:: Task to complete ::
Check every line below for the word "most" and copy each one that has it.

━━ Records shown

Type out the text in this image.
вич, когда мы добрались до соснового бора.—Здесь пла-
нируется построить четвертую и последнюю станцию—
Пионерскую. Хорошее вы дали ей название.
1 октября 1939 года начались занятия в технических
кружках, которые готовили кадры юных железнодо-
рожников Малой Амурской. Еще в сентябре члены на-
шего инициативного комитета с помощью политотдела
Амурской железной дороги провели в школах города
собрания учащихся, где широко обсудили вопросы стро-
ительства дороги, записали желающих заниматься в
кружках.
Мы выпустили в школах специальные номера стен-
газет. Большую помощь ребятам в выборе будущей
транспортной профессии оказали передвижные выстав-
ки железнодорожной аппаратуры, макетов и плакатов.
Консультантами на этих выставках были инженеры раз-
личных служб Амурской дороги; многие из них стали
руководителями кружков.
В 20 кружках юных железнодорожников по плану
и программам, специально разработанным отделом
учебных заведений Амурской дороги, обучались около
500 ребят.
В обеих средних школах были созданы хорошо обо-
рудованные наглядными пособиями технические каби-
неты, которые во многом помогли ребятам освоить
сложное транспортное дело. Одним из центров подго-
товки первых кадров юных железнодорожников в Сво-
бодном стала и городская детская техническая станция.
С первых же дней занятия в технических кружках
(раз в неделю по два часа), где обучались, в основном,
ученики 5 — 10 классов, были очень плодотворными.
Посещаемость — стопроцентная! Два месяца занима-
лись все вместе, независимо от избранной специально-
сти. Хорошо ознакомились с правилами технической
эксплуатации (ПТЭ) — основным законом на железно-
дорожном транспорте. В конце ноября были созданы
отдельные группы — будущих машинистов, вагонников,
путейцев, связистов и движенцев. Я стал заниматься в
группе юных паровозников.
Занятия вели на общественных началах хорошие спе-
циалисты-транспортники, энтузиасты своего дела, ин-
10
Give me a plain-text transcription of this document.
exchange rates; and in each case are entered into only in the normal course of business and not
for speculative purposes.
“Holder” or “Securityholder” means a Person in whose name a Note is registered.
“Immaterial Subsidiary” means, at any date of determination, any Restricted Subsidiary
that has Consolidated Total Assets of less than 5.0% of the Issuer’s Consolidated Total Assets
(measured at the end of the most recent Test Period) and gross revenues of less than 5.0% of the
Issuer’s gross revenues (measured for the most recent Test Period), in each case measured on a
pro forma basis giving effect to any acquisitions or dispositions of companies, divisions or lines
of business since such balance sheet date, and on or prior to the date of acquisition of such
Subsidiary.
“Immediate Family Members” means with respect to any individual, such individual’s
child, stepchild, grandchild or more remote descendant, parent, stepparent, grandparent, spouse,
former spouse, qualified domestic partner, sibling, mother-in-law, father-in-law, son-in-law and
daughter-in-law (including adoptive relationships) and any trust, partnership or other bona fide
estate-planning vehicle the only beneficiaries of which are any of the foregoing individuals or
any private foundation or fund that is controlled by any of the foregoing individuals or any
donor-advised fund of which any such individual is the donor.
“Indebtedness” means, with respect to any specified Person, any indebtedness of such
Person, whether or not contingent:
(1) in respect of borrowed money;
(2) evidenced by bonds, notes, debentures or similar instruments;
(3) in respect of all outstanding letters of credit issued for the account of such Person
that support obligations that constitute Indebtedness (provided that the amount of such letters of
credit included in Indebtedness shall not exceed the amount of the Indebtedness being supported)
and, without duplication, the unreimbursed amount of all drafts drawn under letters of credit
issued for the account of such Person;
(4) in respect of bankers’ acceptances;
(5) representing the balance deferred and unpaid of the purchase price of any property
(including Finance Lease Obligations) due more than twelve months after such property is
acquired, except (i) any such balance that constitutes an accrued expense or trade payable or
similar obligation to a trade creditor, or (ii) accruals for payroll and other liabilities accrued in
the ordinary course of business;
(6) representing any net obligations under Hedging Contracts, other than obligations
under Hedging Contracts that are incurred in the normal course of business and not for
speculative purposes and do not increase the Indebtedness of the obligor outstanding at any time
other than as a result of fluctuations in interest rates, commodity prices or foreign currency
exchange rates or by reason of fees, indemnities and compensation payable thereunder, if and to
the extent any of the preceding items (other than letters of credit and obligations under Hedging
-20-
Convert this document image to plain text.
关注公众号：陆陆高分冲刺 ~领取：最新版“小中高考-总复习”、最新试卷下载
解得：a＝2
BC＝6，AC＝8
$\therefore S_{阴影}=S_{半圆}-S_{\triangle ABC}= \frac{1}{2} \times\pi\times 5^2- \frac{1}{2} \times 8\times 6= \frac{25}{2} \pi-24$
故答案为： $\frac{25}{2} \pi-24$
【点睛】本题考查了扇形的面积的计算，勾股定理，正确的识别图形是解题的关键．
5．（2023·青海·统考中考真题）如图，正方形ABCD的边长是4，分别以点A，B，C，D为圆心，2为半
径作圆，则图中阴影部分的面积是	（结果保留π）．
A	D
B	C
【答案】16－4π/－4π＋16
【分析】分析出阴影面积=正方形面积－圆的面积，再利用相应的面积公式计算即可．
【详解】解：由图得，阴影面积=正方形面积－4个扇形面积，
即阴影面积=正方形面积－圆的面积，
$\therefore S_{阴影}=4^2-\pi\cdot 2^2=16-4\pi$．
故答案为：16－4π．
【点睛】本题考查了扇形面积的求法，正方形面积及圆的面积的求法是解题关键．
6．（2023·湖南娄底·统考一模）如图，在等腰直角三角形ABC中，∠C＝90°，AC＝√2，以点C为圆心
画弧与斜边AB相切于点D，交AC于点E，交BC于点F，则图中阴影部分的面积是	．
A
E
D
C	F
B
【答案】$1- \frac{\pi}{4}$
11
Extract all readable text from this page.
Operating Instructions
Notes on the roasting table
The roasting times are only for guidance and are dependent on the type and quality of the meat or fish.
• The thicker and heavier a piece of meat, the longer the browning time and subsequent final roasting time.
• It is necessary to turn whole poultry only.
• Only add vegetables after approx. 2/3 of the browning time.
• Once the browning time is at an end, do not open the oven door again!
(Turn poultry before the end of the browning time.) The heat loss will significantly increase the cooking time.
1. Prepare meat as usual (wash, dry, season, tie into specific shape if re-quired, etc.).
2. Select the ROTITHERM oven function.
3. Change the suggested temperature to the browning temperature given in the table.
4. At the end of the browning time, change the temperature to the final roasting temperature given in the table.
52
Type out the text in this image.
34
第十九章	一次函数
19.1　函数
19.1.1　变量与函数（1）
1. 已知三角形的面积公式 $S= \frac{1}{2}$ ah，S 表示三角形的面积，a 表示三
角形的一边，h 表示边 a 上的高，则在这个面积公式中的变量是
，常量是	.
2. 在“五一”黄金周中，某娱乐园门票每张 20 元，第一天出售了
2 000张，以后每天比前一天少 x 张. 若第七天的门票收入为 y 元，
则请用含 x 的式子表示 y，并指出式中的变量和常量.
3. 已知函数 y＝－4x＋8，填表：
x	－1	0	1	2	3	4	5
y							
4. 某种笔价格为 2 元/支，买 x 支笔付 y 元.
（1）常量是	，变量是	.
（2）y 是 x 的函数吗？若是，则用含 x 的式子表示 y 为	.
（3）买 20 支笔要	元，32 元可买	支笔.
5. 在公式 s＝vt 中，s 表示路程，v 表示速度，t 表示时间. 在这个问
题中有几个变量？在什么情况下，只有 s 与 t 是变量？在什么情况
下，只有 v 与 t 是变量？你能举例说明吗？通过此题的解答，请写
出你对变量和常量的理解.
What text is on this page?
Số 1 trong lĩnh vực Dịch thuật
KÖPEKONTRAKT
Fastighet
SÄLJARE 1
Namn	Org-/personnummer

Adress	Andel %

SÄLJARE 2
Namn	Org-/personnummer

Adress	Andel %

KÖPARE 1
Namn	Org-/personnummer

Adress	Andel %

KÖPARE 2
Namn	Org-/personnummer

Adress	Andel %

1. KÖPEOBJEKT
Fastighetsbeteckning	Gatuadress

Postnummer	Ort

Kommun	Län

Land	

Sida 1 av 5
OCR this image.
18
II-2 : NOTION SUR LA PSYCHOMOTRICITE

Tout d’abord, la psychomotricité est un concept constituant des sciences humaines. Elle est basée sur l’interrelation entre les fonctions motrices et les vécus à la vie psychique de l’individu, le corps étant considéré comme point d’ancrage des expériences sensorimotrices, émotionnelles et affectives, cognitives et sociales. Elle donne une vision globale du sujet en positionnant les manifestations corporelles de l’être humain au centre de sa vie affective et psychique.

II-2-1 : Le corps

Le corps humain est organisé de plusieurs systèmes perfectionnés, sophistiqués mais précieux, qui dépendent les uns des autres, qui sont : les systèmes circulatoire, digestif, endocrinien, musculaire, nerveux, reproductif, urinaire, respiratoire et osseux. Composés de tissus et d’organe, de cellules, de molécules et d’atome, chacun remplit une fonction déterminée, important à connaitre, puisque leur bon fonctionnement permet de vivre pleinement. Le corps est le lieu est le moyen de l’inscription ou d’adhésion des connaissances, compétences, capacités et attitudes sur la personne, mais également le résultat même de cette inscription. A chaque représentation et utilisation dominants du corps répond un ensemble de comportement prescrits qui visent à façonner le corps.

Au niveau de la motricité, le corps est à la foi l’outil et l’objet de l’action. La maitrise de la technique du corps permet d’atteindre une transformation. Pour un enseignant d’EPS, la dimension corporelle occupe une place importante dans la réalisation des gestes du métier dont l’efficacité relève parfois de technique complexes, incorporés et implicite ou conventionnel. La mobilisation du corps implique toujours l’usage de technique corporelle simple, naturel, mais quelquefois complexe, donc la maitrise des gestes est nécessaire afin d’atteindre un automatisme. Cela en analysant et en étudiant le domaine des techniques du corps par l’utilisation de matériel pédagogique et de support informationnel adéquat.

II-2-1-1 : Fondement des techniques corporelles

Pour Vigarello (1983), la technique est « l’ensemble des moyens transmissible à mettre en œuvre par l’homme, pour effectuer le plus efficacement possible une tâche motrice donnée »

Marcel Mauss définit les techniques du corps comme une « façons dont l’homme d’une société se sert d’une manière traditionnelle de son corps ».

━━━━

:: Correct output ::
(measured at the end of the most recent Test Period) and gross revenues of less than 5.0% of the
Issuer’s gross revenues (measured for the most recent Test Period), in each case measured on a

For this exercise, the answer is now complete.